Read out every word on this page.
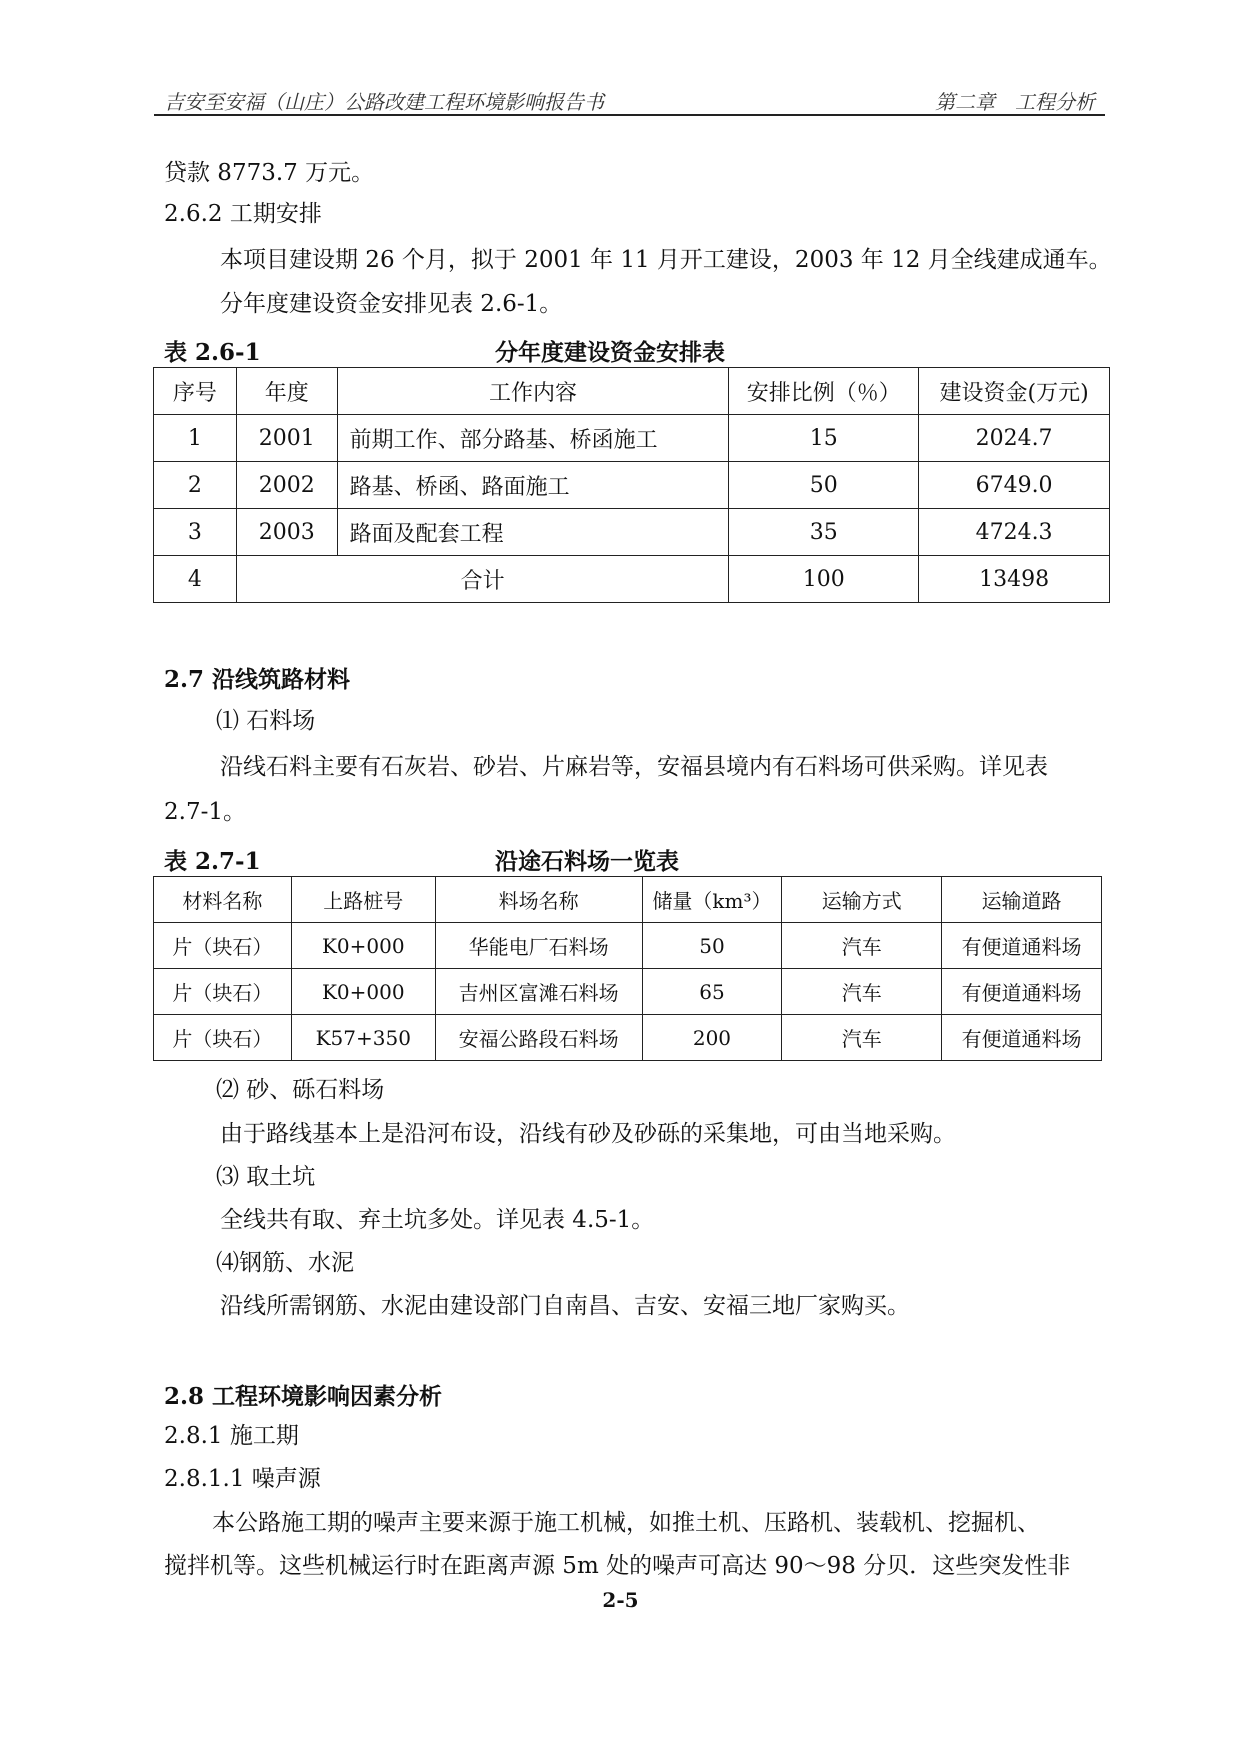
吉安至安福（山庄）公路改建工程环境影响报告书	第二章　工程分析
贷款 8773.7 万元。
2.6.2 工期安排
本项目建设期 26 个月，拟于 2001 年 11 月开工建设，2003 年 12 月全线建成通车。
分年度建设资金安排见表 2.6-1。
表 2.6-1	分年度建设资金安排表
序号	年度	工作内容	安排比例（％）	建设资金(万元)
1	2001	前期工作、部分路基、桥函施工	15	2024.7
2	2002	路基、桥函、路面施工	50	6749.0
3	2003	路面及配套工程	35	4724.3
4	合计		100	13498
2.7 沿线筑路材料
⑴ 石料场
沿线石料主要有石灰岩、砂岩、片麻岩等，安福县境内有石料场可供采购。详见表
2.7-1。
表 2.7-1	沿途石料场一览表
材料名称	上路桩号	料场名称	储量（km³）	运输方式	运输道路
片（块石）	K0+000	华能电厂石料场	50	汽车	有便道通料场
片（块石）	K0+000	吉州区富滩石料场	65	汽车	有便道通料场
片（块石）	K57+350	安福公路段石料场	200	汽车	有便道通料场
⑵ 砂、砾石料场
由于路线基本上是沿河布设，沿线有砂及砂砾的采集地，可由当地采购。
⑶ 取土坑
全线共有取、弃土坑多处。详见表 4.5-1。
⑷钢筋、水泥
沿线所需钢筋、水泥由建设部门自南昌、吉安、安福三地厂家购买。
2.8 工程环境影响因素分析
2.8.1 施工期
2.8.1.1 噪声源
本公路施工期的噪声主要来源于施工机械，如推土机、压路机、装载机、挖掘机、
搅拌机等。这些机械运行时在距离声源 5m 处的噪声可高达 90～98 分贝．这些突发性非
2-5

★ ★ ★ ★ ★ ★ ★

> Task directions: Go through the records above, find every line with the word "有便道通料场", and list those lines.

> Problem solution:
片（块石）	K0+000	华能电厂石料场	50	汽车	有便道通料场
片（块石）	K0+000	吉州区富滩石料场	65	汽车	有便道通料场
片（块石）	K57+350	安福公路段石料场	200	汽车	有便道通料场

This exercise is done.